SET PROBLEM:
Copy all the material that follows, keeping every character the same.

Data listing:
────────────────

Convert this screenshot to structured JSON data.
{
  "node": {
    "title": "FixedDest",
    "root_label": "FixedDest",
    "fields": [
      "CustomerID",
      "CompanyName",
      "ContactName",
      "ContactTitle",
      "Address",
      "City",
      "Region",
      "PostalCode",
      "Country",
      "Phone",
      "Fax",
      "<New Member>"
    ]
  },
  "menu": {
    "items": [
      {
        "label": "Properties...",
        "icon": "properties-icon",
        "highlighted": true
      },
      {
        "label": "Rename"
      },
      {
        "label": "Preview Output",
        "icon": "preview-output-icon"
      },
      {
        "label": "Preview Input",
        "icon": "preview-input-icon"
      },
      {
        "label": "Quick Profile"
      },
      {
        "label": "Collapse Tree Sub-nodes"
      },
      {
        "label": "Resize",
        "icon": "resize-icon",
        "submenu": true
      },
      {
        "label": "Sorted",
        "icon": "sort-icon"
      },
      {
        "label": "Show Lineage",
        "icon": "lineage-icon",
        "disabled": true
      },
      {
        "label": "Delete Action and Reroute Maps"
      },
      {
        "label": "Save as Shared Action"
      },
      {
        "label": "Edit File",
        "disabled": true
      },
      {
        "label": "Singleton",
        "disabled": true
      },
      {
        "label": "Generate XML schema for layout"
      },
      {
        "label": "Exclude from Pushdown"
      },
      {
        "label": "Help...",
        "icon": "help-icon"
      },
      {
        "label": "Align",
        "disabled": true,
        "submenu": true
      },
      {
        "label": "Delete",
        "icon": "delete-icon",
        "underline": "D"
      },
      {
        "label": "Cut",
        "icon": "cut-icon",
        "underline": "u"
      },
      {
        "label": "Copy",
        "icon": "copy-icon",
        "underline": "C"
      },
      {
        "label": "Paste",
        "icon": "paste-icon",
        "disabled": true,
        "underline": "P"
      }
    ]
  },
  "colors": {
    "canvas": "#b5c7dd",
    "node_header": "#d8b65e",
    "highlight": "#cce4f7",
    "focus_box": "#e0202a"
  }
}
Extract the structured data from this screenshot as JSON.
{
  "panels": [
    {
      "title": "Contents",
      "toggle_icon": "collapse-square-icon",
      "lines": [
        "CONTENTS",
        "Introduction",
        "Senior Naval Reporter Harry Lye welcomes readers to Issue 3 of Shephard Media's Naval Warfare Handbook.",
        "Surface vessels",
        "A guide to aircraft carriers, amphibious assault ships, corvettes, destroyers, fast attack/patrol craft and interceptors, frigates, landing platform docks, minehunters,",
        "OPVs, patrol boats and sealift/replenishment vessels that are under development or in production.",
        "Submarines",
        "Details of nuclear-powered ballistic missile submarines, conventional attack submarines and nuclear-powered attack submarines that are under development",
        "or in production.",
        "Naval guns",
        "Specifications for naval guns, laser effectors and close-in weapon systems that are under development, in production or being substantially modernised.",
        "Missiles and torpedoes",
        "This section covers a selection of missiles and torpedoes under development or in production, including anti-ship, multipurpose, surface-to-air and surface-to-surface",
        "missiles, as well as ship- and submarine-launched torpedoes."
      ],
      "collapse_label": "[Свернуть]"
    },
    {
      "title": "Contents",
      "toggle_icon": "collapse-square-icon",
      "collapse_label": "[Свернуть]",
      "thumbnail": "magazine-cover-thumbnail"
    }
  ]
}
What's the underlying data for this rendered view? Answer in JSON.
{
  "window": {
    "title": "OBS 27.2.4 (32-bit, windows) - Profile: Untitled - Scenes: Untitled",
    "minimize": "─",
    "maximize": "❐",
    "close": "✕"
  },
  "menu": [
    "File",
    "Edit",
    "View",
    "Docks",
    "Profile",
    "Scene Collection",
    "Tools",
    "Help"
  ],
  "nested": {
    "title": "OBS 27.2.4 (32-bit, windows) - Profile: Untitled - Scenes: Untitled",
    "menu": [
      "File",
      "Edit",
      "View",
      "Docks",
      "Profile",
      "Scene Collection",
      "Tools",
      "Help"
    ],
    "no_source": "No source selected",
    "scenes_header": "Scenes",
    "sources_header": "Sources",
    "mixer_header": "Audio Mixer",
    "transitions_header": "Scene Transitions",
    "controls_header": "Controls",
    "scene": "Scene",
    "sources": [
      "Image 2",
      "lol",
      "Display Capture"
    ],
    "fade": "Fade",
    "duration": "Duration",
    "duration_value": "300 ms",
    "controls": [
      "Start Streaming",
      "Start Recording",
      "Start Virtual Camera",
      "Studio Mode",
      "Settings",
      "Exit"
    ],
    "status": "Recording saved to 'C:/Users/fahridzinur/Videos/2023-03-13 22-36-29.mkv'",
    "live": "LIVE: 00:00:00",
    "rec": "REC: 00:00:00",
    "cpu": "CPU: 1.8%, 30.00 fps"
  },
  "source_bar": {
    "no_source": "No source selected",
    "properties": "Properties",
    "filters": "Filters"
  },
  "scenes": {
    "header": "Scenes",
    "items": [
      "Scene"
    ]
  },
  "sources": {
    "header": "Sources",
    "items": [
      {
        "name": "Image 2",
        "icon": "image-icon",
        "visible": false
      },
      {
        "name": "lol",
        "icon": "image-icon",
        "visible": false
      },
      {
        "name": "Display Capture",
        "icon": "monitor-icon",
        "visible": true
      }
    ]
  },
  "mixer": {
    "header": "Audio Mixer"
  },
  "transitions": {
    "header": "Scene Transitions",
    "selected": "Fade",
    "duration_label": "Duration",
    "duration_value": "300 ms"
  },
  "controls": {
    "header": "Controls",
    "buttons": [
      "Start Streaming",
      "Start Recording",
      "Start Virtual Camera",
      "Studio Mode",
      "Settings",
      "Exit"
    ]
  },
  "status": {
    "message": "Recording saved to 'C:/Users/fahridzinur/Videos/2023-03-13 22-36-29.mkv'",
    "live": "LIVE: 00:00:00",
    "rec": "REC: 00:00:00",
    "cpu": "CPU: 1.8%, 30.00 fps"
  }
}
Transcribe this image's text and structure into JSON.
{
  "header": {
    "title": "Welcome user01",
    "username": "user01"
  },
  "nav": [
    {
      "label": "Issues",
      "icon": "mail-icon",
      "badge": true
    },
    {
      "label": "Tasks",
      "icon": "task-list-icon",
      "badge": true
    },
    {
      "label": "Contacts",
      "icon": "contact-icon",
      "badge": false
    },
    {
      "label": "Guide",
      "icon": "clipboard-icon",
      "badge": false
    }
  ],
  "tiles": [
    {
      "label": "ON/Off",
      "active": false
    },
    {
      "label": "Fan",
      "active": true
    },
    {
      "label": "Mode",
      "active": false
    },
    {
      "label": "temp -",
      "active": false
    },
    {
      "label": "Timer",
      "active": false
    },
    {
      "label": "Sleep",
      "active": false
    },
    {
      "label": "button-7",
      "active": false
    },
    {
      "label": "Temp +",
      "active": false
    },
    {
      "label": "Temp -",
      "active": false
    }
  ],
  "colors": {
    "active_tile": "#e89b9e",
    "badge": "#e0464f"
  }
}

────────────────

TASK ANSWER:
Convert this screenshot to structured JSON data.
{
  "node": {
    "title": "FixedDest",
    "root_label": "FixedDest",
    "fields": [
      "CustomerID",
      "CompanyName",
      "ContactName",
      "ContactTitle",
      "Address",
      "City",
      "Region",
      "PostalCode",
      "Country",
      "Phone",
      "Fax",
      "<New Member>"
    ]
  },
  "menu": {
    "items": [
      {
        "label": "Properties...",
        "icon": "properties-icon",
        "highlighted": true
      },
      {
        "label": "Rename"
      },
      {
        "label": "Preview Output",
        "icon": "preview-output-icon"
      },
      {
        "label": "Preview Input",
        "icon": "preview-input-icon"
      },
      {
        "label": "Quick Profile"
      },
      {
        "label": "Collapse Tree Sub-nodes"
      },
      {
        "label": "Resize",
        "icon": "resize-icon",
        "submenu": true
      },
      {
        "label": "Sorted",
        "icon": "sort-icon"
      },
      {
        "label": "Show Lineage",
        "icon": "lineage-icon",
        "disabled": true
      },
      {
        "label": "Delete Action and Reroute Maps"
      },
      {
        "label": "Save as Shared Action"
      },
      {
        "label": "Edit File",
        "disabled": true
      },
      {
        "label": "Singleton",
        "disabled": true
      },
      {
        "label": "Generate XML schema for layout"
      },
      {
        "label": "Exclude from Pushdown"
      },
      {
        "label": "Help...",
        "icon": "help-icon"
      },
      {
        "label": "Align",
        "disabled": true,
        "submenu": true
      },
      {
        "label": "Delete",
        "icon": "delete-icon",
        "underline": "D"
      },
      {
        "label": "Cut",
        "icon": "cut-icon",
        "underline": "u"
      },
      {
        "label": "Copy",
        "icon": "copy-icon",
        "underline": "C"
      },
      {
        "label": "Paste",
        "icon": "paste-icon",
        "disabled": true,
        "underline": "P"
      }
    ]
  },
  "colors": {
    "canvas": "#b5c7dd",
    "node_header": "#d8b65e",
    "highlight": "#cce4f7",
    "focus_box": "#e0202a"
  }
}
Extract the structured data from this screenshot as JSON.
{
  "panels": [
    {
      "title": "Contents",
      "toggle_icon": "collapse-square-icon",
      "lines": [
        "CONTENTS",
        "Introduction",
        "Senior Naval Reporter Harry Lye welcomes readers to Issue 3 of Shephard Media's Naval Warfare Handbook.",
        "Surface vessels",
        "A guide to aircraft carriers, amphibious assault ships, corvettes, destroyers, fast attack/patrol craft and interceptors, frigates, landing platform docks, minehunters,",
        "OPVs, patrol boats and sealift/replenishment vessels that are under development or in production.",
        "Submarines",
        "Details of nuclear-powered ballistic missile submarines, conventional attack submarines and nuclear-powered attack submarines that are under development",
        "or in production.",
        "Naval guns",
        "Specifications for naval guns, laser effectors and close-in weapon systems that are under development, in production or being substantially modernised.",
        "Missiles and torpedoes",
        "This section covers a selection of missiles and torpedoes under development or in production, including anti-ship, multipurpose, surface-to-air and surface-to-surface",
        "missiles, as well as ship- and submarine-launched torpedoes."
      ],
      "collapse_label": "[Свернуть]"
    },
    {
      "title": "Contents",
      "toggle_icon": "collapse-square-icon",
      "collapse_label": "[Свернуть]",
      "thumbnail": "magazine-cover-thumbnail"
    }
  ]
}
What's the underlying data for this rendered view? Answer in JSON.
{
  "window": {
    "title": "OBS 27.2.4 (32-bit, windows) - Profile: Untitled - Scenes: Untitled",
    "minimize": "─",
    "maximize": "❐",
    "close": "✕"
  },
  "menu": [
    "File",
    "Edit",
    "View",
    "Docks",
    "Profile",
    "Scene Collection",
    "Tools",
    "Help"
  ],
  "nested": {
    "title": "OBS 27.2.4 (32-bit, windows) - Profile: Untitled - Scenes: Untitled",
    "menu": [
      "File",
      "Edit",
      "View",
      "Docks",
      "Profile",
      "Scene Collection",
      "Tools",
      "Help"
    ],
    "no_source": "No source selected",
    "scenes_header": "Scenes",
    "sources_header": "Sources",
    "mixer_header": "Audio Mixer",
    "transitions_header": "Scene Transitions",
    "controls_header": "Controls",
    "scene": "Scene",
    "sources": [
      "Image 2",
      "lol",
      "Display Capture"
    ],
    "fade": "Fade",
    "duration": "Duration",
    "duration_value": "300 ms",
    "controls": [
      "Start Streaming",
      "Start Recording",
      "Start Virtual Camera",
      "Studio Mode",
      "Settings",
      "Exit"
    ],
    "status": "Recording saved to 'C:/Users/fahridzinur/Videos/2023-03-13 22-36-29.mkv'",
    "live": "LIVE: 00:00:00",
    "rec": "REC: 00:00:00",
    "cpu": "CPU: 1.8%, 30.00 fps"
  },
  "source_bar": {
    "no_source": "No source selected",
    "properties": "Properties",
    "filters": "Filters"
  },
  "scenes": {
    "header": "Scenes",
    "items": [
      "Scene"
    ]
  },
  "sources": {
    "header": "Sources",
    "items": [
      {
        "name": "Image 2",
        "icon": "image-icon",
        "visible": false
      },
      {
        "name": "lol",
        "icon": "image-icon",
        "visible": false
      },
      {
        "name": "Display Capture",
        "icon": "monitor-icon",
        "visible": true
      }
    ]
  },
  "mixer": {
    "header": "Audio Mixer"
  },
  "transitions": {
    "header": "Scene Transitions",
    "selected": "Fade",
    "duration_label": "Duration",
    "duration_value": "300 ms"
  },
  "controls": {
    "header": "Controls",
    "buttons": [
      "Start Streaming",
      "Start Recording",
      "Start Virtual Camera",
      "Studio Mode",
      "Settings",
      "Exit"
    ]
  },
  "status": {
    "message": "Recording saved to 'C:/Users/fahridzinur/Videos/2023-03-13 22-36-29.mkv'",
    "live": "LIVE: 00:00:00",
    "rec": "REC: 00:00:00",
    "cpu": "CPU: 1.8%, 30.00 fps"
  }
}
Transcribe this image's text and structure into JSON.
{
  "header": {
    "title": "Welcome user01",
    "username": "user01"
  },
  "nav": [
    {
      "label": "Issues",
      "icon": "mail-icon",
      "badge": true
    },
    {
      "label": "Tasks",
      "icon": "task-list-icon",
      "badge": true
    },
    {
      "label": "Contacts",
      "icon": "contact-icon",
      "badge": false
    },
    {
      "label": "Guide",
      "icon": "clipboard-icon",
      "badge": false
    }
  ],
  "tiles": [
    {
      "label": "ON/Off",
      "active": false
    },
    {
      "label": "Fan",
      "active": true
    },
    {
      "label": "Mode",
      "active": false
    },
    {
      "label": "temp -",
      "active": false
    },
    {
      "label": "Timer",
      "active": false
    },
    {
      "label": "Sleep",
      "active": false
    },
    {
      "label": "button-7",
      "active": false
    },
    {
      "label": "Temp +",
      "active": false
    },
    {
      "label": "Temp -",
      "active": false
    }
  ],
  "colors": {
    "active_tile": "#e89b9e",
    "badge": "#e0464f"
  }
}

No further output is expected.